-------- ENTRIES PROVIDED --------

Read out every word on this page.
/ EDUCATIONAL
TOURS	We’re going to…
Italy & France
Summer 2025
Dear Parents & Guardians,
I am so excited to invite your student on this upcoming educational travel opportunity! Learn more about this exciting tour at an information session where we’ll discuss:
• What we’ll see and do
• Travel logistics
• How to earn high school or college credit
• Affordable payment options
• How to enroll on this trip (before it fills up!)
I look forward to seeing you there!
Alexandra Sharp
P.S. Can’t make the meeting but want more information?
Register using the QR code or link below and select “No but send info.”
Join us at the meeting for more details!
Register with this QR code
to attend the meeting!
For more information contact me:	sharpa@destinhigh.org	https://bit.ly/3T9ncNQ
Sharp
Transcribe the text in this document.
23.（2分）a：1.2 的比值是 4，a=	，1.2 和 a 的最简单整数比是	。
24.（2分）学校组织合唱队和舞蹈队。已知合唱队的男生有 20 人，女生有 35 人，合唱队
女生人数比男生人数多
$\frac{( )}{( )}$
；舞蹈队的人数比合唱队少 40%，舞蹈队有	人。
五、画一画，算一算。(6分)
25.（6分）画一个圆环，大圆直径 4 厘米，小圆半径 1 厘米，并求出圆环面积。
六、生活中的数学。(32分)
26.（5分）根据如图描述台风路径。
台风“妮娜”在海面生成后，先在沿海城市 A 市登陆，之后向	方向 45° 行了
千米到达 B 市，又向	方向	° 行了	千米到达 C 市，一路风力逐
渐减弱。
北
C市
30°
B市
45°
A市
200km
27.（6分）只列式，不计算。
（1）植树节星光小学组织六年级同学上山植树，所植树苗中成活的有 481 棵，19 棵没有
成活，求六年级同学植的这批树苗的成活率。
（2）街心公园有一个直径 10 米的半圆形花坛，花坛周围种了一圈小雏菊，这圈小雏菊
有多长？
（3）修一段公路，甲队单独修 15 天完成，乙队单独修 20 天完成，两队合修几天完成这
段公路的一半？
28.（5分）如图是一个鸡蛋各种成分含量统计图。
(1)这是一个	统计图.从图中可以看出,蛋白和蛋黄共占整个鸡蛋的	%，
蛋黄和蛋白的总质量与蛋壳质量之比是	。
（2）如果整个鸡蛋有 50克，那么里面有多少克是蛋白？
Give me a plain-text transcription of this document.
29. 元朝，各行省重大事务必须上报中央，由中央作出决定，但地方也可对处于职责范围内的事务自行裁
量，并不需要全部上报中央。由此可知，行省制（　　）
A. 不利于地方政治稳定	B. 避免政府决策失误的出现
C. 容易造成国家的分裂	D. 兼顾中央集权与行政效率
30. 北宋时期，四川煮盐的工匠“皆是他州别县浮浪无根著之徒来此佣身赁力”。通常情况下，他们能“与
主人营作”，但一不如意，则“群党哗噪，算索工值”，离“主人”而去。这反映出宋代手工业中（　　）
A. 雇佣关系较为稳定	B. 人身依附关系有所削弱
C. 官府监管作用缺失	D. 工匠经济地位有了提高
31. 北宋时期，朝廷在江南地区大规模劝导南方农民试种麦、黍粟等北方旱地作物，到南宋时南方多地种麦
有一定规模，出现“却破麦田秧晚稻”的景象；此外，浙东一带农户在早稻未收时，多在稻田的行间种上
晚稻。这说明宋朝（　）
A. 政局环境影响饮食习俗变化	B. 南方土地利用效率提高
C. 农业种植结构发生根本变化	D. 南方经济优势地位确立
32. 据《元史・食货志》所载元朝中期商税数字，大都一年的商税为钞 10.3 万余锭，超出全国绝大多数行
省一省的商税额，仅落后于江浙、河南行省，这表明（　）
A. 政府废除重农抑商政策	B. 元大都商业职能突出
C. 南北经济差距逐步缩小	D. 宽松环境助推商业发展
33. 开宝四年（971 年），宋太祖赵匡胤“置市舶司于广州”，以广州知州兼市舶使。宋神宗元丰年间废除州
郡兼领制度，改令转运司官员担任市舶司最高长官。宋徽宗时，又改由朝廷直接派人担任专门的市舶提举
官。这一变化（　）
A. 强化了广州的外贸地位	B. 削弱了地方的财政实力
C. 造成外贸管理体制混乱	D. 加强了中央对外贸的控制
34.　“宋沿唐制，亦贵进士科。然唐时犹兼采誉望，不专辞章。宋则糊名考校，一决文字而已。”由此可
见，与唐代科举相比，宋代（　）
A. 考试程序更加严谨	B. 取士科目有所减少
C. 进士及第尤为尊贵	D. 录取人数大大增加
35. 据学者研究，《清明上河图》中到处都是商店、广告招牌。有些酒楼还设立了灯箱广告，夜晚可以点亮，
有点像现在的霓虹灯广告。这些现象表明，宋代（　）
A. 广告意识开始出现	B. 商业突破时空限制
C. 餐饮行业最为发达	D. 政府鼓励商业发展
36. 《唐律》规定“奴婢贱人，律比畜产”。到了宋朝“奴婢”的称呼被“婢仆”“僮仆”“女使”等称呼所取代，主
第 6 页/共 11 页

--------

◆ **TASK INSTRUCTIONS**
Return all of the data precisely as it appears.

◆ **TASK OUTPUT**
Read out every word on this page.
/ EDUCATIONAL
TOURS	We’re going to…
Italy & France
Summer 2025
Dear Parents & Guardians,
I am so excited to invite your student on this upcoming educational travel opportunity! Learn more about this exciting tour at an information session where we’ll discuss:
• What we’ll see and do
• Travel logistics
• How to earn high school or college credit
• Affordable payment options
• How to enroll on this trip (before it fills up!)
I look forward to seeing you there!
Alexandra Sharp
P.S. Can’t make the meeting but want more information?
Register using the QR code or link below and select “No but send info.”
Join us at the meeting for more details!
Register with this QR code
to attend the meeting!
For more information contact me:	sharpa@destinhigh.org	https://bit.ly/3T9ncNQ
Sharp
Transcribe the text in this document.
23.（2分）a：1.2 的比值是 4，a=	，1.2 和 a 的最简单整数比是	。
24.（2分）学校组织合唱队和舞蹈队。已知合唱队的男生有 20 人，女生有 35 人，合唱队
女生人数比男生人数多
$\frac{( )}{( )}$
；舞蹈队的人数比合唱队少 40%，舞蹈队有	人。
五、画一画，算一算。(6分)
25.（6分）画一个圆环，大圆直径 4 厘米，小圆半径 1 厘米，并求出圆环面积。
六、生活中的数学。(32分)
26.（5分）根据如图描述台风路径。
台风“妮娜”在海面生成后，先在沿海城市 A 市登陆，之后向	方向 45° 行了
千米到达 B 市，又向	方向	° 行了	千米到达 C 市，一路风力逐
渐减弱。
北
C市
30°
B市
45°
A市
200km
27.（6分）只列式，不计算。
（1）植树节星光小学组织六年级同学上山植树，所植树苗中成活的有 481 棵，19 棵没有
成活，求六年级同学植的这批树苗的成活率。
（2）街心公园有一个直径 10 米的半圆形花坛，花坛周围种了一圈小雏菊，这圈小雏菊
有多长？
（3）修一段公路，甲队单独修 15 天完成，乙队单独修 20 天完成，两队合修几天完成这
段公路的一半？
28.（5分）如图是一个鸡蛋各种成分含量统计图。
(1)这是一个	统计图.从图中可以看出,蛋白和蛋黄共占整个鸡蛋的	%，
蛋黄和蛋白的总质量与蛋壳质量之比是	。
（2）如果整个鸡蛋有 50克，那么里面有多少克是蛋白？
Give me a plain-text transcription of this document.
29. 元朝，各行省重大事务必须上报中央，由中央作出决定，但地方也可对处于职责范围内的事务自行裁
量，并不需要全部上报中央。由此可知，行省制（　　）
A. 不利于地方政治稳定	B. 避免政府决策失误的出现
C. 容易造成国家的分裂	D. 兼顾中央集权与行政效率
30. 北宋时期，四川煮盐的工匠“皆是他州别县浮浪无根著之徒来此佣身赁力”。通常情况下，他们能“与
主人营作”，但一不如意，则“群党哗噪，算索工值”，离“主人”而去。这反映出宋代手工业中（　　）
A. 雇佣关系较为稳定	B. 人身依附关系有所削弱
C. 官府监管作用缺失	D. 工匠经济地位有了提高
31. 北宋时期，朝廷在江南地区大规模劝导南方农民试种麦、黍粟等北方旱地作物，到南宋时南方多地种麦
有一定规模，出现“却破麦田秧晚稻”的景象；此外，浙东一带农户在早稻未收时，多在稻田的行间种上
晚稻。这说明宋朝（　）
A. 政局环境影响饮食习俗变化	B. 南方土地利用效率提高
C. 农业种植结构发生根本变化	D. 南方经济优势地位确立
32. 据《元史・食货志》所载元朝中期商税数字，大都一年的商税为钞 10.3 万余锭，超出全国绝大多数行
省一省的商税额，仅落后于江浙、河南行省，这表明（　）
A. 政府废除重农抑商政策	B. 元大都商业职能突出
C. 南北经济差距逐步缩小	D. 宽松环境助推商业发展
33. 开宝四年（971 年），宋太祖赵匡胤“置市舶司于广州”，以广州知州兼市舶使。宋神宗元丰年间废除州
郡兼领制度，改令转运司官员担任市舶司最高长官。宋徽宗时，又改由朝廷直接派人担任专门的市舶提举
官。这一变化（　）
A. 强化了广州的外贸地位	B. 削弱了地方的财政实力
C. 造成外贸管理体制混乱	D. 加强了中央对外贸的控制
34.　“宋沿唐制，亦贵进士科。然唐时犹兼采誉望，不专辞章。宋则糊名考校，一决文字而已。”由此可
见，与唐代科举相比，宋代（　）
A. 考试程序更加严谨	B. 取士科目有所减少
C. 进士及第尤为尊贵	D. 录取人数大大增加
35. 据学者研究，《清明上河图》中到处都是商店、广告招牌。有些酒楼还设立了灯箱广告，夜晚可以点亮，
有点像现在的霓虹灯广告。这些现象表明，宋代（　）
A. 广告意识开始出现	B. 商业突破时空限制
C. 餐饮行业最为发达	D. 政府鼓励商业发展
36. 《唐律》规定“奴婢贱人，律比畜产”。到了宋朝“奴婢”的称呼被“婢仆”“僮仆”“女使”等称呼所取代，主
第 6 页/共 11 页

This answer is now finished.